*WHAT THE TASK REQUIRES:*
Scan the entries and tally the lines that include the string "JSON". Reply with the figure alone.

================

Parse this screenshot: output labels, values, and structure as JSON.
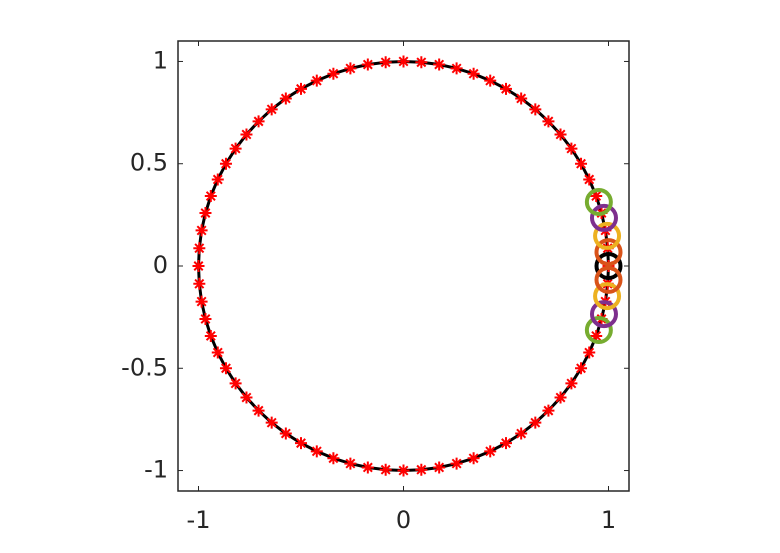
{
  "chart_data": {
    "type": "scatter",
    "xlim": [
      -1.1,
      1.1
    ],
    "ylim": [
      -1.1,
      1.1
    ],
    "xticks": [
      -1,
      0,
      1
    ],
    "yticks": [
      -1,
      -0.5,
      0,
      0.5,
      1
    ],
    "series": [
      {
        "marker": "asterisk",
        "color": "#ff0000",
        "line_color": "#000000",
        "x": [
          1,
          0.996,
          0.985,
          0.966,
          0.94,
          0.906,
          0.866,
          0.819,
          0.766,
          0.707,
          0.643,
          0.574,
          0.5,
          0.423,
          0.342,
          0.259,
          0.174,
          0.087,
          0,
          -0.087,
          -0.174,
          -0.259,
          -0.342,
          -0.423,
          -0.5,
          -0.574,
          -0.643,
          -0.707,
          -0.766,
          -0.819,
          -0.866,
          -0.906,
          -0.94,
          -0.966,
          -0.985,
          -0.996,
          -1,
          -0.996,
          -0.985,
          -0.966,
          -0.94,
          -0.906,
          -0.866,
          -0.819,
          -0.766,
          -0.707,
          -0.643,
          -0.574,
          -0.5,
          -0.423,
          -0.342,
          -0.259,
          -0.174,
          -0.087,
          0,
          0.087,
          0.174,
          0.259,
          0.342,
          0.423,
          0.5,
          0.574,
          0.643,
          0.707,
          0.766,
          0.819,
          0.866,
          0.906,
          0.94,
          0.966,
          0.985,
          0.996
        ],
        "y": [
          0,
          0.087,
          0.174,
          0.259,
          0.342,
          0.423,
          0.5,
          0.574,
          0.643,
          0.707,
          0.766,
          0.819,
          0.866,
          0.906,
          0.94,
          0.966,
          0.985,
          0.996,
          1,
          0.996,
          0.985,
          0.966,
          0.94,
          0.906,
          0.866,
          0.819,
          0.766,
          0.707,
          0.643,
          0.574,
          0.5,
          0.423,
          0.342,
          0.259,
          0.174,
          0.087,
          0,
          -0.087,
          -0.174,
          -0.259,
          -0.342,
          -0.423,
          -0.5,
          -0.574,
          -0.643,
          -0.707,
          -0.766,
          -0.819,
          -0.866,
          -0.906,
          -0.94,
          -0.966,
          -0.985,
          -0.996,
          -1,
          -0.996,
          -0.985,
          -0.966,
          -0.94,
          -0.906,
          -0.866,
          -0.819,
          -0.766,
          -0.707,
          -0.643,
          -0.574,
          -0.5,
          -0.423,
          -0.342,
          -0.259,
          -0.174,
          -0.087
        ]
      },
      {
        "marker": "circle",
        "colors": [
          "#000000",
          "#77ac30",
          "#7e2f8e",
          "#edb120",
          "#d95319",
          "#d95319",
          "#edb120",
          "#7e2f8e",
          "#77ac30"
        ],
        "x": [
          1.0,
          0.953,
          0.978,
          0.993,
          1.0,
          1.0,
          0.993,
          0.978,
          0.953
        ],
        "y": [
          0,
          -0.313,
          -0.235,
          -0.147,
          -0.068,
          0.068,
          0.147,
          0.235,
          0.313
        ]
      }
    ]
  }
}
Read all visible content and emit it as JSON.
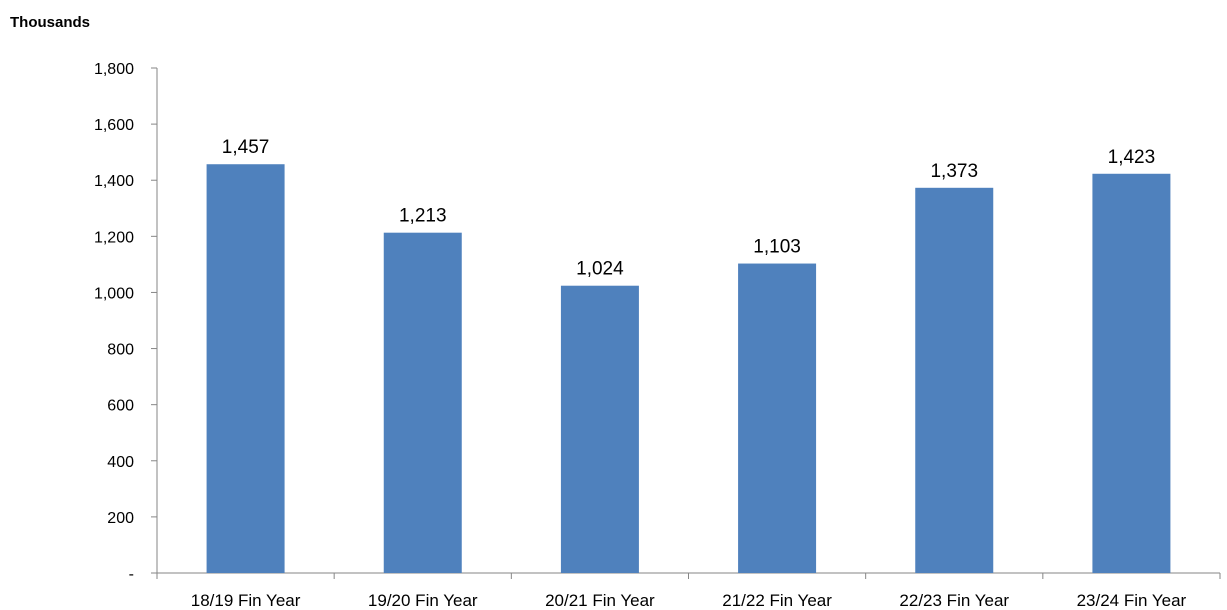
{
  "chart_data": {
    "type": "bar",
    "title": "",
    "unit_label": "Thousands",
    "xlabel": "",
    "ylabel": "",
    "categories": [
      "18/19 Fin Year",
      "19/20 Fin Year",
      "20/21 Fin Year",
      "21/22 Fin Year",
      "22/23 Fin Year",
      "23/24 Fin Year"
    ],
    "values": [
      1457,
      1213,
      1024,
      1103,
      1373,
      1423
    ],
    "value_labels": [
      "1,457",
      "1,213",
      "1,024",
      "1,103",
      "1,373",
      "1,423"
    ],
    "ylim": [
      0,
      1800
    ],
    "yticks": [
      0,
      200,
      400,
      600,
      800,
      1000,
      1200,
      1400,
      1600,
      1800
    ],
    "ytick_labels": [
      "-",
      "200",
      "400",
      "600",
      "800",
      "1,000",
      "1,200",
      "1,400",
      "1,600",
      "1,800"
    ],
    "bar_color": "#4f81bd",
    "grid": false,
    "legend": "none"
  }
}
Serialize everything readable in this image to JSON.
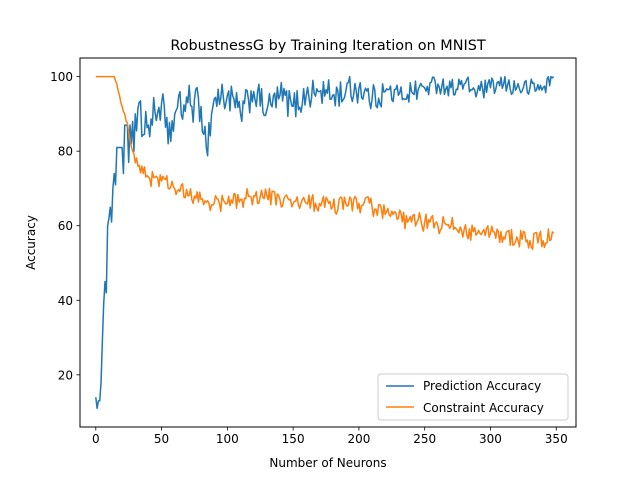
{
  "chart_data": {
    "type": "line",
    "title": "RobustnessG by Training Iteration on MNIST",
    "xlabel": "Number of Neurons",
    "ylabel": "Accuracy",
    "xlim": [
      -12,
      365
    ],
    "ylim": [
      6,
      105
    ],
    "xticks": [
      0,
      50,
      100,
      150,
      200,
      250,
      300,
      350
    ],
    "yticks": [
      20,
      40,
      60,
      80,
      100
    ],
    "grid": false,
    "legend_position": "lower-right",
    "series": [
      {
        "name": "Prediction Accuracy",
        "color": "#1f77b4",
        "anchors": [
          [
            0,
            14
          ],
          [
            1,
            11
          ],
          [
            2,
            13
          ],
          [
            3,
            13
          ],
          [
            4,
            18
          ],
          [
            5,
            29
          ],
          [
            6,
            39
          ],
          [
            7,
            45
          ],
          [
            8,
            42
          ],
          [
            9,
            60
          ],
          [
            10,
            62
          ],
          [
            11,
            65
          ],
          [
            12,
            61
          ],
          [
            13,
            70
          ],
          [
            14,
            74
          ],
          [
            15,
            71
          ],
          [
            16,
            81
          ],
          [
            17,
            81
          ],
          [
            18,
            81
          ],
          [
            19,
            81
          ],
          [
            20,
            81
          ],
          [
            21,
            74
          ],
          [
            22,
            87
          ],
          [
            23,
            87
          ],
          [
            24,
            87
          ],
          [
            25,
            77
          ],
          [
            26,
            87
          ],
          [
            27,
            82
          ],
          [
            28,
            88
          ],
          [
            29,
            80
          ],
          [
            30,
            90
          ],
          [
            40,
            87
          ],
          [
            50,
            93
          ],
          [
            55,
            82
          ],
          [
            60,
            90
          ],
          [
            70,
            93
          ],
          [
            80,
            92
          ],
          [
            84,
            81
          ],
          [
            90,
            94
          ],
          [
            100,
            95
          ],
          [
            110,
            90
          ],
          [
            120,
            96
          ],
          [
            130,
            91
          ],
          [
            140,
            95
          ],
          [
            150,
            92
          ],
          [
            160,
            95
          ],
          [
            170,
            96
          ],
          [
            180,
            95
          ],
          [
            190,
            96
          ],
          [
            200,
            97
          ],
          [
            210,
            94
          ],
          [
            220,
            96
          ],
          [
            230,
            95
          ],
          [
            240,
            96
          ],
          [
            250,
            97
          ],
          [
            260,
            98
          ],
          [
            270,
            97
          ],
          [
            280,
            98
          ],
          [
            290,
            96
          ],
          [
            300,
            97
          ],
          [
            310,
            98
          ],
          [
            320,
            97
          ],
          [
            330,
            97
          ],
          [
            340,
            97
          ],
          [
            348,
            100
          ]
        ],
        "noise": [
          [
            0,
            0
          ],
          [
            28,
            0
          ],
          [
            30,
            5
          ],
          [
            90,
            5
          ],
          [
            120,
            4
          ],
          [
            200,
            4
          ],
          [
            260,
            2.5
          ],
          [
            348,
            2.5
          ]
        ]
      },
      {
        "name": "Constraint Accuracy",
        "color": "#ff7f0e",
        "anchors": [
          [
            0,
            100
          ],
          [
            5,
            100
          ],
          [
            14,
            100
          ],
          [
            16,
            98
          ],
          [
            18,
            95
          ],
          [
            20,
            92
          ],
          [
            22,
            90
          ],
          [
            25,
            85
          ],
          [
            28,
            80
          ],
          [
            32,
            76
          ],
          [
            36,
            74
          ],
          [
            40,
            73
          ],
          [
            45,
            73
          ],
          [
            50,
            72
          ],
          [
            60,
            70
          ],
          [
            70,
            68
          ],
          [
            80,
            67
          ],
          [
            90,
            66
          ],
          [
            100,
            66
          ],
          [
            110,
            67
          ],
          [
            120,
            68
          ],
          [
            130,
            68
          ],
          [
            140,
            67
          ],
          [
            150,
            66
          ],
          [
            160,
            66
          ],
          [
            170,
            66
          ],
          [
            180,
            65
          ],
          [
            190,
            66
          ],
          [
            200,
            66
          ],
          [
            210,
            65
          ],
          [
            220,
            63
          ],
          [
            230,
            62
          ],
          [
            240,
            61
          ],
          [
            250,
            61
          ],
          [
            260,
            60
          ],
          [
            270,
            60
          ],
          [
            280,
            59
          ],
          [
            290,
            58
          ],
          [
            300,
            58
          ],
          [
            310,
            57
          ],
          [
            320,
            57
          ],
          [
            330,
            56
          ],
          [
            340,
            56
          ],
          [
            348,
            58
          ]
        ],
        "noise": [
          [
            0,
            0
          ],
          [
            14,
            0
          ],
          [
            24,
            1
          ],
          [
            40,
            2.5
          ],
          [
            348,
            2.5
          ]
        ]
      }
    ]
  }
}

================

*COMPLETED EXERCISE:*
3